#### Material for this task:
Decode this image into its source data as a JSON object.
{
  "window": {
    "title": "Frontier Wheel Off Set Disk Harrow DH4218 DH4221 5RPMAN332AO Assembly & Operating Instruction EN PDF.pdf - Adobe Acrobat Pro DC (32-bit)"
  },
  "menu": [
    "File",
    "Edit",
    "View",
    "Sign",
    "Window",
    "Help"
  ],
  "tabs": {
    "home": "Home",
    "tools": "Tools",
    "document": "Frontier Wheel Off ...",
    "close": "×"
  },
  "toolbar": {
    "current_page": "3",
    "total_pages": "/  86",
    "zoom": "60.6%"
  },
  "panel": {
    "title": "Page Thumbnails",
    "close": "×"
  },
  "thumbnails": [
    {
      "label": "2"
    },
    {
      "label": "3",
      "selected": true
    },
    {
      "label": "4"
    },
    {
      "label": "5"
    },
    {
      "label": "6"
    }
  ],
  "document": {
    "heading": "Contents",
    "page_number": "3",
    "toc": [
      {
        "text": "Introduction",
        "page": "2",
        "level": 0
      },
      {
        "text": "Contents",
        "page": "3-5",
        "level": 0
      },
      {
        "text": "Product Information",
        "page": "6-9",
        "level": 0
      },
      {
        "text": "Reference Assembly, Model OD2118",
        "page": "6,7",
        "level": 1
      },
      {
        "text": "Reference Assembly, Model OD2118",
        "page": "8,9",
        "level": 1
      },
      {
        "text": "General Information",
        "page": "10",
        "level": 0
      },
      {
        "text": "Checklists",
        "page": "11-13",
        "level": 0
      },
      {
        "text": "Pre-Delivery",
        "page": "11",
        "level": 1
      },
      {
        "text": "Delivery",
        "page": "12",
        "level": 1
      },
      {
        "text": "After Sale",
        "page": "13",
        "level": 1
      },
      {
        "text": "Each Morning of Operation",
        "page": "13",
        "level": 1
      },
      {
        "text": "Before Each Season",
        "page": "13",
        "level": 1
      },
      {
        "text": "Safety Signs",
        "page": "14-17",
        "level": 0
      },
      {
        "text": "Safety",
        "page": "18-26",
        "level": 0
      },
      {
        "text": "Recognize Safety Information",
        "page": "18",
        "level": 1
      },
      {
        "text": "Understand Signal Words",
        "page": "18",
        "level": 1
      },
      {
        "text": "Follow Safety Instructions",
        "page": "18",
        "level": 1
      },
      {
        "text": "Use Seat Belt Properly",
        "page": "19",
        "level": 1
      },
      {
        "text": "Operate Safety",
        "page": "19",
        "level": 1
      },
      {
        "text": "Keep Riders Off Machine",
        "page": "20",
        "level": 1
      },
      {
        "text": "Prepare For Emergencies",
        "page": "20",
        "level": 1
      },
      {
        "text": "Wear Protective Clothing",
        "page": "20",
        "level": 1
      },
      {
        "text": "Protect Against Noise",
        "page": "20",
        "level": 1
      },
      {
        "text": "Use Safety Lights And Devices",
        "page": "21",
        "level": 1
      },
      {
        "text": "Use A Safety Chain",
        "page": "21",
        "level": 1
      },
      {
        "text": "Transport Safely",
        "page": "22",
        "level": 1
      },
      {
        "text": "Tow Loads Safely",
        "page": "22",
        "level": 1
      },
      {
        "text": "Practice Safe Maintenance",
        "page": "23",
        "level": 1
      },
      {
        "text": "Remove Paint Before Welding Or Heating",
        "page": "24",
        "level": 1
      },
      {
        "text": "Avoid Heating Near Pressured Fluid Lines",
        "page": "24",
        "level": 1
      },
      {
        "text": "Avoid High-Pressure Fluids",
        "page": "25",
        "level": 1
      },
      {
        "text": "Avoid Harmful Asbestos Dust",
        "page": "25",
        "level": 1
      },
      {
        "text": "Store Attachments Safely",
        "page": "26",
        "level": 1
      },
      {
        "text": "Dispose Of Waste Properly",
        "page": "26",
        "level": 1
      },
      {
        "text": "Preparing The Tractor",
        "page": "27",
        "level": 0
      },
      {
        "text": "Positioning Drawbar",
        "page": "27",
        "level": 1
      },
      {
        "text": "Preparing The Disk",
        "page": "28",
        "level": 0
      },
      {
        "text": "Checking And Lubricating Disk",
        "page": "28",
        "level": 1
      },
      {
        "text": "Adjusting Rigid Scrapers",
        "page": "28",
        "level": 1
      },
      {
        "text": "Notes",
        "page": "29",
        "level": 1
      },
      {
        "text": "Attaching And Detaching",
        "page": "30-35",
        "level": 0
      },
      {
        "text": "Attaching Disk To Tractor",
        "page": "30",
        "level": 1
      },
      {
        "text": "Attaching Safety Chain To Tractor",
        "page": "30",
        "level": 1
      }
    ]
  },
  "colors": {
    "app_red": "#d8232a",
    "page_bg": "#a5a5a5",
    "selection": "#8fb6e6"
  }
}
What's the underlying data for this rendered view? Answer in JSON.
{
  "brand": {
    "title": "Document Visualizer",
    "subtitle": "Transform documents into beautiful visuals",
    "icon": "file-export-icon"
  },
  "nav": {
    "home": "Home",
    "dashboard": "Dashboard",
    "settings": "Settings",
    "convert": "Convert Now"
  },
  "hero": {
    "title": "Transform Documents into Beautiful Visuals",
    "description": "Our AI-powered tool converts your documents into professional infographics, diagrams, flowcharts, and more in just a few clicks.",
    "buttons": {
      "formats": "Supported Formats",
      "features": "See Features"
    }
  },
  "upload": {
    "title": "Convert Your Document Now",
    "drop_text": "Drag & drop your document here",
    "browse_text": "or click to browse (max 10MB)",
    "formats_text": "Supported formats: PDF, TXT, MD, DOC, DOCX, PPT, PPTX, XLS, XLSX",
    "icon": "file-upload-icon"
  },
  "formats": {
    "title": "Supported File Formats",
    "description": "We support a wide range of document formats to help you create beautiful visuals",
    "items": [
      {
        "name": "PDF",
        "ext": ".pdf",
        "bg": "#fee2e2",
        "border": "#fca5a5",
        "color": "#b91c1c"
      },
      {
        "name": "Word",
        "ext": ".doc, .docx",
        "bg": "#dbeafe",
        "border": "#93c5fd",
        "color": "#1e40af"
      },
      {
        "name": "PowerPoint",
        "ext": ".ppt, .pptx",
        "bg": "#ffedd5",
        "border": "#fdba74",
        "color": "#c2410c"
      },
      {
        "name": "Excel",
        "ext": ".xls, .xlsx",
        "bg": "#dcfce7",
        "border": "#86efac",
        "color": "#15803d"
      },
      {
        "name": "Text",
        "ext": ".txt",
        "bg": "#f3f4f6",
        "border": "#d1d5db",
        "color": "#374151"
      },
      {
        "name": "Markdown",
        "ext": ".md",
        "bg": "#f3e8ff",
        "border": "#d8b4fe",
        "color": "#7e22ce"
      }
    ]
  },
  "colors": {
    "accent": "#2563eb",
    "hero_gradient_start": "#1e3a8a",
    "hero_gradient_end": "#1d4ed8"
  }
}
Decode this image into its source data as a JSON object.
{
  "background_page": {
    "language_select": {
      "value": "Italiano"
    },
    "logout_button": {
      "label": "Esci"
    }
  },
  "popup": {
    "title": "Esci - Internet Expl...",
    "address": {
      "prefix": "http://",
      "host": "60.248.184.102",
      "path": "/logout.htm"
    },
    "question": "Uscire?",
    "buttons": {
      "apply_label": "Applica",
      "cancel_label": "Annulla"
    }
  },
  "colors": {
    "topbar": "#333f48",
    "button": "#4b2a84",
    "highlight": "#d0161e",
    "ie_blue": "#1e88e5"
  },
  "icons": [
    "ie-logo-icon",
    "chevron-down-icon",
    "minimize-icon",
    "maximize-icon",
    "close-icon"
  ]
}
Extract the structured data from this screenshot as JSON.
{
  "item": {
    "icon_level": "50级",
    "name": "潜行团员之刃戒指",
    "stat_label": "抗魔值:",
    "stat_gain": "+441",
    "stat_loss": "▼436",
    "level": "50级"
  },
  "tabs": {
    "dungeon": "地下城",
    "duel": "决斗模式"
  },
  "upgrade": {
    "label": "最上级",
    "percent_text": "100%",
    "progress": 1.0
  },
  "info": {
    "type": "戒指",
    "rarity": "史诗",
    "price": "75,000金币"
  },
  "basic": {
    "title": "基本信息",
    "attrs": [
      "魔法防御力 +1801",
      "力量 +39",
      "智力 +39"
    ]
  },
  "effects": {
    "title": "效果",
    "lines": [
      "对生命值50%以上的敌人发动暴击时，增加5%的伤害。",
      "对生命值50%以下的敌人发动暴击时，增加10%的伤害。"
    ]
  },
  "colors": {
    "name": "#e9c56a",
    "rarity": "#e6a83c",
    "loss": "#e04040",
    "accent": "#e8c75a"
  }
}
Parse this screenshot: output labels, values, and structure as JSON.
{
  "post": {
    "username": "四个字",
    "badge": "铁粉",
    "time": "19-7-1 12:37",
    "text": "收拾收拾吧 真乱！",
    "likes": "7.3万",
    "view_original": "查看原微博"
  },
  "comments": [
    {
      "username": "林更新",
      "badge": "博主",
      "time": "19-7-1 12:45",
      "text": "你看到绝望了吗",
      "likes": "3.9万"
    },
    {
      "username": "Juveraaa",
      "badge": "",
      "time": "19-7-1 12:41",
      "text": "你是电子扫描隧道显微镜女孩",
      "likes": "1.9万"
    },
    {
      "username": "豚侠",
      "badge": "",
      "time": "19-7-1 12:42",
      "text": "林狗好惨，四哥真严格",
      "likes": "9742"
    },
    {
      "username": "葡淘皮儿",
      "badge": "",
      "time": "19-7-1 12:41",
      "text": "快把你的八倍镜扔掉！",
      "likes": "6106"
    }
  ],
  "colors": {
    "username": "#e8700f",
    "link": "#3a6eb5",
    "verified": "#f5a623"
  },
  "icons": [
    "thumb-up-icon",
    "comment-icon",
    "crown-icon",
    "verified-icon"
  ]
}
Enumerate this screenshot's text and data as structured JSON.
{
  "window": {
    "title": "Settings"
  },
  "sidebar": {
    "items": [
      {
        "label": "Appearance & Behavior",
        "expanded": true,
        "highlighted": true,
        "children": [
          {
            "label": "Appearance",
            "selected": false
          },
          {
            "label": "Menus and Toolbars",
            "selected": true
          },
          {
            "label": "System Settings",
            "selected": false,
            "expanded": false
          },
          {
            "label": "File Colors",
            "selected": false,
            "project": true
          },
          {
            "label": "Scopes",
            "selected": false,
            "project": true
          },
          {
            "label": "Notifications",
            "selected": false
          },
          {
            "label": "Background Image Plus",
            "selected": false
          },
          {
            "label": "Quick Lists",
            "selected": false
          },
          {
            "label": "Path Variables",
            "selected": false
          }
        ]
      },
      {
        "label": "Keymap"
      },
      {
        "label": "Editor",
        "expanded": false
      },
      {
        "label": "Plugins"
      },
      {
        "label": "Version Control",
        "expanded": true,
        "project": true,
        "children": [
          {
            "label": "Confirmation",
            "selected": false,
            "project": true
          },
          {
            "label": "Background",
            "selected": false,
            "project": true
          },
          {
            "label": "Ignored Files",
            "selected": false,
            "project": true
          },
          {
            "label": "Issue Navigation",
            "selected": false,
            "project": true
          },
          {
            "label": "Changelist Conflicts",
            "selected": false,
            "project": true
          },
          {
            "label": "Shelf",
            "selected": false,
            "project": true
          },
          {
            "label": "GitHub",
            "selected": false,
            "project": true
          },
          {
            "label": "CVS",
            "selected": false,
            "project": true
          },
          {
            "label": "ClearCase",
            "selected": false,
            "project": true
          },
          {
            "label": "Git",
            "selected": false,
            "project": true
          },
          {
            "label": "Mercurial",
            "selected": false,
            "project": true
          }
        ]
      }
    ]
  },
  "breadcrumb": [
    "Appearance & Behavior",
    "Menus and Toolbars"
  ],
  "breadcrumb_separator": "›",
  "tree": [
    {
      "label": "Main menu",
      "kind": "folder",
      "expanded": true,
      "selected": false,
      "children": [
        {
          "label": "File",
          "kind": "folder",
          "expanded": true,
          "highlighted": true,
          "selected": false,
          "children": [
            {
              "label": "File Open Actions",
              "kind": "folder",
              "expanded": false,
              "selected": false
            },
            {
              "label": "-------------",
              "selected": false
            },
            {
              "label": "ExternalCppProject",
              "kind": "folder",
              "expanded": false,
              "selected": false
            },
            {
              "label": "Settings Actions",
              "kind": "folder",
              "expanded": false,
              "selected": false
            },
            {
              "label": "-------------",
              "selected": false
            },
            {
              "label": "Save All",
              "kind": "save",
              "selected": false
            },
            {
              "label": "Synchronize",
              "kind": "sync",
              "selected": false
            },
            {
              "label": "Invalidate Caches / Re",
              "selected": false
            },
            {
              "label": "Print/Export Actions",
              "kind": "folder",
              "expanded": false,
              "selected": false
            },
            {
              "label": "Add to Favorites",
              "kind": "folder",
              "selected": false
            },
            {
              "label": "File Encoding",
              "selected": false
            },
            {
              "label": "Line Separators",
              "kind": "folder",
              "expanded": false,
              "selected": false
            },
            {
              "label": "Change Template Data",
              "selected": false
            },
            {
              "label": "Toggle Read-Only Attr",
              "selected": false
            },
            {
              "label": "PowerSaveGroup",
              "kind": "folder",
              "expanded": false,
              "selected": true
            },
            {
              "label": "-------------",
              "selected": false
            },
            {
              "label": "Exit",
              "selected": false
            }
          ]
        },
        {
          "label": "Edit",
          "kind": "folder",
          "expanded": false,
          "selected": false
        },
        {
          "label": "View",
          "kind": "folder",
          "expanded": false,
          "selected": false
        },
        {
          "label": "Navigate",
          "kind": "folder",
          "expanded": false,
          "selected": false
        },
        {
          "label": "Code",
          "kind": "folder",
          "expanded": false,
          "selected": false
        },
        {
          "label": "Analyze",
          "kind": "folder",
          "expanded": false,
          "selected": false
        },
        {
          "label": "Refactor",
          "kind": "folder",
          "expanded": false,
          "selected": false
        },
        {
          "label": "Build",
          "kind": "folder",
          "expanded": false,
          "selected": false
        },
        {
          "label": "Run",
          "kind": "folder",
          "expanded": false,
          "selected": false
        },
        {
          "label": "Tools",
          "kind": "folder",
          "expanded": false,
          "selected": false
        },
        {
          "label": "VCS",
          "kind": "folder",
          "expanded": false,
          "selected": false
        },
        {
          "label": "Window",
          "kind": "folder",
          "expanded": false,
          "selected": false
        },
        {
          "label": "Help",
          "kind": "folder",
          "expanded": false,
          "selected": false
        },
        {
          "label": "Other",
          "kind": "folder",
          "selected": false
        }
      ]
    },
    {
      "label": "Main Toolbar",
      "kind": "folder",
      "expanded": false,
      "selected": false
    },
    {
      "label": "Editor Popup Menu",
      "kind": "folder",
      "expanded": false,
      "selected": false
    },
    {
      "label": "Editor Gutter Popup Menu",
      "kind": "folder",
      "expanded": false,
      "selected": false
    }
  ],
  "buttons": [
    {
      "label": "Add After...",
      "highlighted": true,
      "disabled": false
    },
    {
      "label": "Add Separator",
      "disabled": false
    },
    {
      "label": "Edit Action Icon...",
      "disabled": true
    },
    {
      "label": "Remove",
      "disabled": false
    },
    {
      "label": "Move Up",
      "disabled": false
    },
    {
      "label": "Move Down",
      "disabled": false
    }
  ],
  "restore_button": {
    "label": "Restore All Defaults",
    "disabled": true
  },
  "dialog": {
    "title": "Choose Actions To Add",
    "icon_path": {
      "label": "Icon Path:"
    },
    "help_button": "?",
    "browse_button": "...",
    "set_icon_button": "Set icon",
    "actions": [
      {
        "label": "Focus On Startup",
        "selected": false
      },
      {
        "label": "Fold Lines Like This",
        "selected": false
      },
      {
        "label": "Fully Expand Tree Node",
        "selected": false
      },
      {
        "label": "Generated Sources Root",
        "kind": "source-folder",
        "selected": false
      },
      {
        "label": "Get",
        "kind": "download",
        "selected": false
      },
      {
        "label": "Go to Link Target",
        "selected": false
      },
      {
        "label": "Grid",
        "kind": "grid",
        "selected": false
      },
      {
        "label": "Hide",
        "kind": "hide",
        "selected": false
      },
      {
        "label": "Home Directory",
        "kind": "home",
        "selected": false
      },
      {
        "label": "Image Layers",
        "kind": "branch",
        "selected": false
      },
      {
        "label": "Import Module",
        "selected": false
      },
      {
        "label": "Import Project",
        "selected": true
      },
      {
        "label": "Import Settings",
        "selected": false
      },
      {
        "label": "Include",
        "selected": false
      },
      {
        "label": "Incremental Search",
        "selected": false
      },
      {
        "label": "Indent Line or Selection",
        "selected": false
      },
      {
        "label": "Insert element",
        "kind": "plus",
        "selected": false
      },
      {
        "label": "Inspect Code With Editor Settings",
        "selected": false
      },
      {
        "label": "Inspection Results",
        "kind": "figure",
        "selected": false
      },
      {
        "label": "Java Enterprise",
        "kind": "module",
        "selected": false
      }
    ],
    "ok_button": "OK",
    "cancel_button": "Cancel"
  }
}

#### Given instruction:
Gather and return every line that holds the string "Transform".

#### Final answer:
    "subtitle": "Transform documents into beautiful visuals",
    "title": "Transform Documents into Beautiful Visuals",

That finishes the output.